Latihan 1
Salin bagian teks tentang Lebaran 1441 H, mulai dari "Di langit, pelangi" dan berakhir pada "Ali Imran: 134).".
Latihan 2
Lanjutkan teks tentang Lebaran 1441 H setelah kalimat terakhir yang ditampilkan.

Teks hasil ekstraksi
---+---
Oleh: Karyadi el-Mahfudz, S.Th.I, M.A
Lengkap sudah rangkain ibadah di bulan suci Ramadhan 1441 H yang kita akhiri dengan mengeluarkan zakat fitrah serta ditutup dengan Salat Idul Fitri ditengah larangan mudik akibat pandemi covid-19. Aktifitas pun berlanjut pada silaturahmi atau halal bi halal dalam skala kecil, baik langsung maupun via online, seakan menjadi trending topik diera kekinian, prinsipnya niat suci untuk silaturrahmi terus menghinggapi nurani meski saat pandemi. Gambaran umum Lebaran 1441 H adalah ‘tak semeriah dulu’ penuh kebersahajaan dan memantik empati dalam relung hati nan dalam. Kini ketaqwaan yang kita tempa selama satu bulan penuh harus mampu diejawantahkan dalam tatanan kehidupan 11 bulan kedepan agar mampu memberi warna laksana bianglala atau pelangi berupa cahaya beraneka warna saling sejajar yang tampak di langit atau medium lainnya.
Di langit, pelangi tampak sebagai busur cahaya dengan ujungnya mengarah pada horizon pada suatu saat hujan ringan. Suatu keharmonisan sejajar, penuh warna bahkan penuh dengan pengakuan dosa siapapun orangnya, pangkat dan kedudukannya merasa bersalah serta tanpa malu-malu meminta maaf lahir dan batin sebagaimana Allah berfirman yang artinya “Yaitu orang yang berinfak, baik di waktu lapang maupun sempit, dan orang-orang yang menahan amarahnya dan memaafkan kesalahan orang lain. Dan Allah mencintai orang yang berbuat kebaikan.” (QS Ali Imran: 134).
---+---
[Data penguraian halaman terstruktur]

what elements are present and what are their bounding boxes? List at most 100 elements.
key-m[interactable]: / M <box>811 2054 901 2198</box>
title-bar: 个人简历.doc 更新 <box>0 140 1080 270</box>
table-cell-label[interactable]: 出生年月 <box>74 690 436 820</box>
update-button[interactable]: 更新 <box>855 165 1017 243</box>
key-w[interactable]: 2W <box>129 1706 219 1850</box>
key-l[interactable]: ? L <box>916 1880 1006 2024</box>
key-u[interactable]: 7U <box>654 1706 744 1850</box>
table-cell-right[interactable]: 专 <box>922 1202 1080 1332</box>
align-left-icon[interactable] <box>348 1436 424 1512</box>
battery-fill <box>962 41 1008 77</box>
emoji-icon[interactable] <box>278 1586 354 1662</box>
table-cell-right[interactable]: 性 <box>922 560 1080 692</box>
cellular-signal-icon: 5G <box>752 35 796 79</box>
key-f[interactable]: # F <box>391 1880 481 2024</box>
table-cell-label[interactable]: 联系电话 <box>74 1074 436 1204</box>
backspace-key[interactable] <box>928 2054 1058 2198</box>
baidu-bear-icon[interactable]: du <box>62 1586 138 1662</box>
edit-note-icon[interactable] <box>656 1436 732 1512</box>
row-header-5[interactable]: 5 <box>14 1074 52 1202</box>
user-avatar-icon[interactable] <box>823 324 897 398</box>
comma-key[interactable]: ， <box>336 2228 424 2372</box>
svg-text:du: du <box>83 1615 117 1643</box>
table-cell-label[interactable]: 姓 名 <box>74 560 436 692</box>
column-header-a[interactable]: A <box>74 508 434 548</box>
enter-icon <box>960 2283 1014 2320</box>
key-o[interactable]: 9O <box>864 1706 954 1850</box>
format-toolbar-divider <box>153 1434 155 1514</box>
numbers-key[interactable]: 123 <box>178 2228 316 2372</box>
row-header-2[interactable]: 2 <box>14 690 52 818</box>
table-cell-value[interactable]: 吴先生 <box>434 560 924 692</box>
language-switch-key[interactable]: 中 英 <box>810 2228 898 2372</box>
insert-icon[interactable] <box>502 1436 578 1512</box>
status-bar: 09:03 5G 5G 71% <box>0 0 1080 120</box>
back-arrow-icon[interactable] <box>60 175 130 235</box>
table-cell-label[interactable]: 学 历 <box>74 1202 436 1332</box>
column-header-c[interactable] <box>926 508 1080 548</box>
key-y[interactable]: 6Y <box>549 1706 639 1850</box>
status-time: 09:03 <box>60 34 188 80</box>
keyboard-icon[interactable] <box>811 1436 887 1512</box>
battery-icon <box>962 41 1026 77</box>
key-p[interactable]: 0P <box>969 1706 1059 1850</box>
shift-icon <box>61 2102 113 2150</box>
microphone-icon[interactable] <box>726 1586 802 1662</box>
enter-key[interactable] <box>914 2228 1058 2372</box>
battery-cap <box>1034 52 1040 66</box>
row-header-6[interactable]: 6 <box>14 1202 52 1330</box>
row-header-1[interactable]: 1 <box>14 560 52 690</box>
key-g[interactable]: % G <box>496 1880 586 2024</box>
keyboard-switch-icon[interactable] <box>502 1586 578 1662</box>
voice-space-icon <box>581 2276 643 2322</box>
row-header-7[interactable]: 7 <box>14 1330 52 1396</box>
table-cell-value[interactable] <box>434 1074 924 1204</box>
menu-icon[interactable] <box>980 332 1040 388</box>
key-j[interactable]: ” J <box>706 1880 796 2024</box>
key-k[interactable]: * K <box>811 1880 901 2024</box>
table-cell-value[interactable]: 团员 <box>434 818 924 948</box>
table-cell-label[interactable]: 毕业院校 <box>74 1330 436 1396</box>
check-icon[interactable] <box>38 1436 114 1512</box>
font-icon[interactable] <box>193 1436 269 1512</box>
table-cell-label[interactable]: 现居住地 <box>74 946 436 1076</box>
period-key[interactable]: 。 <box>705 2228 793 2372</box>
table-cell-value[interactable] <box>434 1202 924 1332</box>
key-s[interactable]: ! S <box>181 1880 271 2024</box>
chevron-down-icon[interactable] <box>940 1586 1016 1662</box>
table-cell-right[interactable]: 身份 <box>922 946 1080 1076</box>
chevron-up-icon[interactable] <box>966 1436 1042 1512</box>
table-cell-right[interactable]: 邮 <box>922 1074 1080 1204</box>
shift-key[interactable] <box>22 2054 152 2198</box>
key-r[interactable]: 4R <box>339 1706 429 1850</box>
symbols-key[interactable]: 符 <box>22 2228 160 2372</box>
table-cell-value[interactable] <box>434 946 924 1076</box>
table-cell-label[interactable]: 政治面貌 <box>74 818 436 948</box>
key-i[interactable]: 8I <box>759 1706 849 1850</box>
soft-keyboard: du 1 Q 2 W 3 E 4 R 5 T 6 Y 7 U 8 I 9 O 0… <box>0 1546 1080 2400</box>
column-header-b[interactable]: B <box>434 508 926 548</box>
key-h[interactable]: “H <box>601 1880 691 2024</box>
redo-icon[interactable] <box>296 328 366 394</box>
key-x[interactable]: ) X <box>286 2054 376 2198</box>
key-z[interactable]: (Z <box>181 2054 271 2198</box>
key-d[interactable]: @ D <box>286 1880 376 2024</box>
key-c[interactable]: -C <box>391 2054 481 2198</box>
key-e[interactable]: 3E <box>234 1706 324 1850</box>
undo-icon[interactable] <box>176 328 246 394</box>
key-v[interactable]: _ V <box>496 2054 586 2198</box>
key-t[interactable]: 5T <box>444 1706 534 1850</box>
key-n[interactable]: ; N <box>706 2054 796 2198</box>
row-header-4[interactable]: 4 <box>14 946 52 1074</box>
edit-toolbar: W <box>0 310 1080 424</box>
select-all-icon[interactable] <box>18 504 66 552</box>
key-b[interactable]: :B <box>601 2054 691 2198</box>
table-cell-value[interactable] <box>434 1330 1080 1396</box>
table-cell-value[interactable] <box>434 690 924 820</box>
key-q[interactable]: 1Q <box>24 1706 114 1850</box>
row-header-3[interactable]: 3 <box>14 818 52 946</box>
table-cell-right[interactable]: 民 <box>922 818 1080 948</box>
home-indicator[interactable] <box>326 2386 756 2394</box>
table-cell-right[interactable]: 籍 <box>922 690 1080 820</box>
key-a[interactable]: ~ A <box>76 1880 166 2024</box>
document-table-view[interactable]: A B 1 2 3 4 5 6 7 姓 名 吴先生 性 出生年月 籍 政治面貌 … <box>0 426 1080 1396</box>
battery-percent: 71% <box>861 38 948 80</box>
---+---
Jawaban latihan 1
Di langit, pelangi tampak sebagai busur cahaya dengan ujungnya mengarah pada horizon pada suatu saat hujan ringan. Suatu keharmonisan sejajar, penuh warna bahkan penuh dengan pengakuan dosa siapapun orangnya, pangkat dan kedudukannya merasa bersalah serta tanpa malu-malu meminta maaf lahir dan batin sebagaimana Allah berfirman yang artinya “Yaitu orang yang berinfak, baik di waktu lapang maupun sempit, dan orang-orang yang menahan amarahnya dan memaafkan kesalahan orang lain. Dan Allah mencintai orang yang berbuat kebaikan.” (QS Ali Imran: 134).

Jawaban latihan 2
Yah ibadah kita pasca Ramadhan harus kita refresh, laksana dalam sebuah komputer salah satu fasilitas yang disediakan oleh sistem operasi untuk menyegarkan kembali program yang dibuka. Bahkan sekarang ini refresh semakin ngetren aja. Kadang orang bahkan ada yang dimintai untuk refreshing, itu artinya kita harus menundukan ego kita, bahkan nafsu kamilah yakni nafsu yang sudah bersih dari sifat-sifat madzmumah (tercela) dan sempurna sifat-sifat kebaikannya dan juga ‘welas asih’ kepada semua makhluk yang sudah kita patri selama ritual Ramadhan harus penuh kemurnian buka basa-basi atau kamuflase belaka.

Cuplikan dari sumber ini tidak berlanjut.